What's new in Silverlight 5 beta? 3D graphics support!

Happy Silverlight 5 Beta day! The biggest additions to Silverlight 5 are certainly the support for GPU accelerated video and 3D graphics and the SDK team has been hard at work trying to get samples and documentation together for today. If you're a developer, after downloading the Silverlight 5 beta runtime, SDK, and developer tools, you'll probably want to start playing with the 3D features. In this blog post, I'll point you to the resources we created to help get you started.

Get the Silverlight 5 Beta, Tools, and SDK Now

1) The XNA Math Helper DLL
We expect that the math functions from XNA will be integrated into the Silverlight namespaces in the future, but for Silverlight 5 beta, you'll want to make use of this library instead. Add a reference to this DLL by right-clicking references in your Visual Studio project, clicking "Add Reference," selecting the "Browse" tab and navigating to this DLL's location. Then you can use the original XNA documentation to make use of the math functions contained within. These are a real lifesaver when doing matrix math, creating camera views, changing object positions, etc.

### Records shown

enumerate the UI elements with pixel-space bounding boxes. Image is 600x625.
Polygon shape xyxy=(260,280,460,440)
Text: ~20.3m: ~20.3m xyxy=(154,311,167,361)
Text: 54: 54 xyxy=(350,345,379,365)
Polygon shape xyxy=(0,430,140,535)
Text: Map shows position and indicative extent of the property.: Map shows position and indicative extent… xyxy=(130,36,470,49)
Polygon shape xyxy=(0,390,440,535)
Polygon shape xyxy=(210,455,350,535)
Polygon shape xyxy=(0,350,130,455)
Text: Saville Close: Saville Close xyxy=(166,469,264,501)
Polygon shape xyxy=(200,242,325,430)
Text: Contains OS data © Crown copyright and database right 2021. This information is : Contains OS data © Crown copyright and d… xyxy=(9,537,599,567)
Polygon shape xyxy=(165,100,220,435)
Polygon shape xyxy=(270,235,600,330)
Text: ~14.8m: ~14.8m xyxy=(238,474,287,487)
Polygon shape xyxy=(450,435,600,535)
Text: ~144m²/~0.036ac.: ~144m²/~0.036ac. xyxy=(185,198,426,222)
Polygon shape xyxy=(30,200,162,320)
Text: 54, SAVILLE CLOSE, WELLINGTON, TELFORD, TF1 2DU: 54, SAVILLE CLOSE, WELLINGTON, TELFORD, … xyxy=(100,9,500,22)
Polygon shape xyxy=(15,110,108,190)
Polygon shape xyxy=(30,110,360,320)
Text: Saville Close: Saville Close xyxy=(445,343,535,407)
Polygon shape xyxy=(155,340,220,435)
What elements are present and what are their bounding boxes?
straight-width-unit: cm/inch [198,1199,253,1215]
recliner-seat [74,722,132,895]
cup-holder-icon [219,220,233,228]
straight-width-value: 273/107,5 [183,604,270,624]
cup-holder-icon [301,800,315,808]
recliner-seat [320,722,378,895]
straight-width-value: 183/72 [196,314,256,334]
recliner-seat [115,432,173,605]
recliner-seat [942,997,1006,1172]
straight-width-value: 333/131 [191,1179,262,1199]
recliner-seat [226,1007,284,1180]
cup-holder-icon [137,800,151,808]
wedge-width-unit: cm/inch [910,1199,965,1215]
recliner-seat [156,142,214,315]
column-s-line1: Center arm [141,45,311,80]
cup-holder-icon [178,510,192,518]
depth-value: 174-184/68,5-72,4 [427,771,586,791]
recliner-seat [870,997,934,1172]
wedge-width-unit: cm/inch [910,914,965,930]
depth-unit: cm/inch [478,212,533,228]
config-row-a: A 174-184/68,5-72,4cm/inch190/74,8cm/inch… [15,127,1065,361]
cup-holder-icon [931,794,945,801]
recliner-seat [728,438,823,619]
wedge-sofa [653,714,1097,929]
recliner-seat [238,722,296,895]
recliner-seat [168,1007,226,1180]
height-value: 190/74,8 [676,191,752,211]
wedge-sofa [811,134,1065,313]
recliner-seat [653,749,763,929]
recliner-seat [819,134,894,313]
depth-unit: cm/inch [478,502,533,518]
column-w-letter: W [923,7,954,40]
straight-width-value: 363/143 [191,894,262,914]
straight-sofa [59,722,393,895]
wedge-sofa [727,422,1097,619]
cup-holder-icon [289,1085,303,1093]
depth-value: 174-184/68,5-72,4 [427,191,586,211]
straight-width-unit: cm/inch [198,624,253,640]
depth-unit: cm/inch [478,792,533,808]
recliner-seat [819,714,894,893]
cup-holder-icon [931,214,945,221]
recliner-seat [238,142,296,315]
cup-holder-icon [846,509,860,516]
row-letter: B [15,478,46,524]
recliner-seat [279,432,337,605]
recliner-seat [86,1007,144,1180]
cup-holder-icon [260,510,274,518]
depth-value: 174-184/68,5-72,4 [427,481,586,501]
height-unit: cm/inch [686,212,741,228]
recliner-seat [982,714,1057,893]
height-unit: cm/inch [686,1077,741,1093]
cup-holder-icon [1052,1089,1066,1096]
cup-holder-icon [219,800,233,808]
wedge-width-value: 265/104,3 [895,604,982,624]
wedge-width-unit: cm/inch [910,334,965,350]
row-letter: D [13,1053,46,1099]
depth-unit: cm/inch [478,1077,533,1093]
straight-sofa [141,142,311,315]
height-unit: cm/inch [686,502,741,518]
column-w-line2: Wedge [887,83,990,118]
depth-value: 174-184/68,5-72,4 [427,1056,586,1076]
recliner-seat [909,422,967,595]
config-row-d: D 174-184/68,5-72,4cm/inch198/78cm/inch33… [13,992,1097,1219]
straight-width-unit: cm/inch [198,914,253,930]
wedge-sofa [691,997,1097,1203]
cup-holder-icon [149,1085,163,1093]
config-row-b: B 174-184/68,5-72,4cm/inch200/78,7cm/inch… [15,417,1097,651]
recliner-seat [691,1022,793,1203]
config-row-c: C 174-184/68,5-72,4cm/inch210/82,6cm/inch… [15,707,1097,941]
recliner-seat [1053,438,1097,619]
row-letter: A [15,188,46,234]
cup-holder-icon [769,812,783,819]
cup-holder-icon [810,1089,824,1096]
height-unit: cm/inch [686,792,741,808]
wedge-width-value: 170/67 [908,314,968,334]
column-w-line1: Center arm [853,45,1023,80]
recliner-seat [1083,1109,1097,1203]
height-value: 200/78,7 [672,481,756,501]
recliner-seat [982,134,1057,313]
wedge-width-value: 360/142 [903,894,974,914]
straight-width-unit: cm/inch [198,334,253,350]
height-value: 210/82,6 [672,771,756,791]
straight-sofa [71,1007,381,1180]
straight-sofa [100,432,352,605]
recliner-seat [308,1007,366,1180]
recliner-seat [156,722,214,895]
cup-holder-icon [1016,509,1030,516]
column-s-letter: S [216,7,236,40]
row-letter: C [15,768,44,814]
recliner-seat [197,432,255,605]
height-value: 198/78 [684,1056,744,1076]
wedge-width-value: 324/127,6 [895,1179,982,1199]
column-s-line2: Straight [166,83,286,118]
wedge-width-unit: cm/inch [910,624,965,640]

### Exercise instructions
According to the Silverlight 5 beta post, what are the biggest additions to Silverlight 5? None of the entries have any bearing on what follows.

### Answer space
Support for GPU accelerated video and 3D graphics.